Copy out each line containing "this" from the entries below.

_DATA SECTION_:
▬▬▬▬▬▬▬▬▬▬

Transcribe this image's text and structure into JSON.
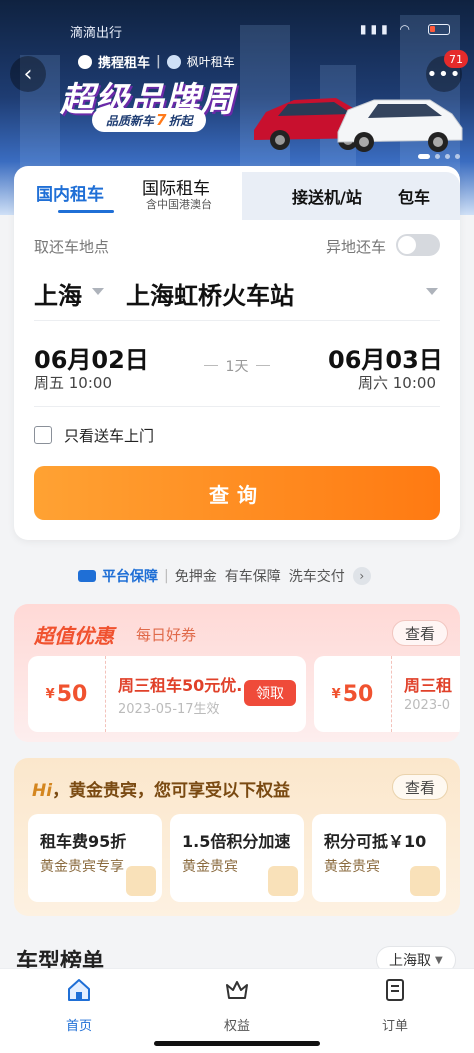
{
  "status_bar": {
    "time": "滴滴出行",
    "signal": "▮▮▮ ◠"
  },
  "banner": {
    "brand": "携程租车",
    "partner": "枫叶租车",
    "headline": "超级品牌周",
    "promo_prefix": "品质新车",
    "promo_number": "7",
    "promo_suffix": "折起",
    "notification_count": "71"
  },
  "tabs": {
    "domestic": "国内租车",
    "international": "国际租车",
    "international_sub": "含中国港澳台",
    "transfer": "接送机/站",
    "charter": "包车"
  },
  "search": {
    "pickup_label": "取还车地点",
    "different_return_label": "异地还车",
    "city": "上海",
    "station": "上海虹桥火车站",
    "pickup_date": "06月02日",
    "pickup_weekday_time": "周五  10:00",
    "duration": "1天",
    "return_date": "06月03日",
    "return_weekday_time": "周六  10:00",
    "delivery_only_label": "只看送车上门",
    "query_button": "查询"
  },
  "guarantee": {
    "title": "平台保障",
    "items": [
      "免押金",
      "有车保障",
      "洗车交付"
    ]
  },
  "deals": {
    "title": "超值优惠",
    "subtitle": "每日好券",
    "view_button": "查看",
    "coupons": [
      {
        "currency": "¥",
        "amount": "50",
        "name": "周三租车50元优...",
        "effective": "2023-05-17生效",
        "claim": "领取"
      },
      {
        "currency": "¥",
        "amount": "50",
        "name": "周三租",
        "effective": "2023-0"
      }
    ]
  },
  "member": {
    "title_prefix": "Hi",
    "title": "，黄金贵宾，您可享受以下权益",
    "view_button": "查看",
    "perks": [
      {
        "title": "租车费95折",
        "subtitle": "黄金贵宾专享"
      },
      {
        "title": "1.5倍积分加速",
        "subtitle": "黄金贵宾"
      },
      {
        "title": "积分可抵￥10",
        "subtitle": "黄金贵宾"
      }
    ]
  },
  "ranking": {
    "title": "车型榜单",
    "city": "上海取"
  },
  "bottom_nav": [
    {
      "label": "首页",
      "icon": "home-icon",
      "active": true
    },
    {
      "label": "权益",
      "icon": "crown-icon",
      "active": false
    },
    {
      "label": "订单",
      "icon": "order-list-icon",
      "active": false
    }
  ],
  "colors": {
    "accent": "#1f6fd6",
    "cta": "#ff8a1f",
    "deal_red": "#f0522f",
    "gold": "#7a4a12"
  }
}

▬▬▬▬▬▬▬▬▬▬

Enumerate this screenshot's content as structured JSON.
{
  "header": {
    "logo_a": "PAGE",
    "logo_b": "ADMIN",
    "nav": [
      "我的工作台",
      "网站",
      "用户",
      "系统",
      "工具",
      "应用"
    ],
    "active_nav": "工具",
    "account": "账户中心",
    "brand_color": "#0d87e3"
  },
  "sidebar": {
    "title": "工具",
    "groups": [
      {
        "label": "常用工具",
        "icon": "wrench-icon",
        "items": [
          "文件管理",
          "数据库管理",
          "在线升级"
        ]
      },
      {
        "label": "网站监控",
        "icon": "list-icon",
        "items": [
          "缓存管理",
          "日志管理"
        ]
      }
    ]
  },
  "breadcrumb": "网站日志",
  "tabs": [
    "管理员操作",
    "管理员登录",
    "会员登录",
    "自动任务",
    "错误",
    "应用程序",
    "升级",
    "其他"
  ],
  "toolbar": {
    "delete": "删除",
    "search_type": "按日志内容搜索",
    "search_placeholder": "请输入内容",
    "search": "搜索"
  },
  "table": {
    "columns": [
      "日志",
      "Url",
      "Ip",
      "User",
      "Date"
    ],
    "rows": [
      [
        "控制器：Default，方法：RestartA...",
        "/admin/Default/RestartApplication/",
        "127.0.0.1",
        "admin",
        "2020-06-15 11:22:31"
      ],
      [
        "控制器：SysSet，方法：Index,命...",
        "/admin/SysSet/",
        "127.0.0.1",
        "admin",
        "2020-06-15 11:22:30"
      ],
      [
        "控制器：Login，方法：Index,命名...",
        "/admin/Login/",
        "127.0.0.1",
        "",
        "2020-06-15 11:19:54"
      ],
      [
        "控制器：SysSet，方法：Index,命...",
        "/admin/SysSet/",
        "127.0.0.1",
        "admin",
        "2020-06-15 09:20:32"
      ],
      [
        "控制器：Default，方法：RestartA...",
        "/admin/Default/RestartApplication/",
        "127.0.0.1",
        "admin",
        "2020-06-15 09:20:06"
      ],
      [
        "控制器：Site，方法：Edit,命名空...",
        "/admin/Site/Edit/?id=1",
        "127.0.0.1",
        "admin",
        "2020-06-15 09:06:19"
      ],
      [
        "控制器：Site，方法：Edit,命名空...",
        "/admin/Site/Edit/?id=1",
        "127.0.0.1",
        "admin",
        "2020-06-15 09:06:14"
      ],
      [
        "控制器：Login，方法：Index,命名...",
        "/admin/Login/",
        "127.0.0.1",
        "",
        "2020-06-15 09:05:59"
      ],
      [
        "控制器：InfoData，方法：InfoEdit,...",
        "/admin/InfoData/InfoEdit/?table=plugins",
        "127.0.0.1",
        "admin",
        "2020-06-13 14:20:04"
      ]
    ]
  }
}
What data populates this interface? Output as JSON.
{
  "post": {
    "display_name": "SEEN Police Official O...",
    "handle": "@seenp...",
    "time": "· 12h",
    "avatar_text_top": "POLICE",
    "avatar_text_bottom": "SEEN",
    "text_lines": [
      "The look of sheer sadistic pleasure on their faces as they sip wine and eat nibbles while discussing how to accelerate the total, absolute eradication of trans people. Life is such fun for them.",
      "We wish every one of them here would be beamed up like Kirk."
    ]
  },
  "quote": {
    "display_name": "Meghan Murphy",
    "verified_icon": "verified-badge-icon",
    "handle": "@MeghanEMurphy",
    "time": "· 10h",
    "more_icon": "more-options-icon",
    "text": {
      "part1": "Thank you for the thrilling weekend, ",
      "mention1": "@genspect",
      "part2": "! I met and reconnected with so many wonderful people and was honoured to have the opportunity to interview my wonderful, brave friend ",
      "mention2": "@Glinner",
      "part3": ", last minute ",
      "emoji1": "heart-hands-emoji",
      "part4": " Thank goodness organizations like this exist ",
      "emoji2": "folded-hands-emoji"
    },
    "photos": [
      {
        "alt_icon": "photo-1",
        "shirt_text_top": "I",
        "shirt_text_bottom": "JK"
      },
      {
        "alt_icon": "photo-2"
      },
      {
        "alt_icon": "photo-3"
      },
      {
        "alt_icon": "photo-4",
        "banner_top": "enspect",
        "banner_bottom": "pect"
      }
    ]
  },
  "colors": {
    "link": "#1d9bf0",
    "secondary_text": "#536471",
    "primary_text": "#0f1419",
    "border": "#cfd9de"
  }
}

▬▬▬▬▬▬▬▬▬▬

_SOLUTION_:
Transcribe this image's text and structure into JSON.
Enumerate this screenshot's content as structured JSON.
What data populates this interface? Output as JSON.
      "part4": " Thank goodness organizations like this exist ",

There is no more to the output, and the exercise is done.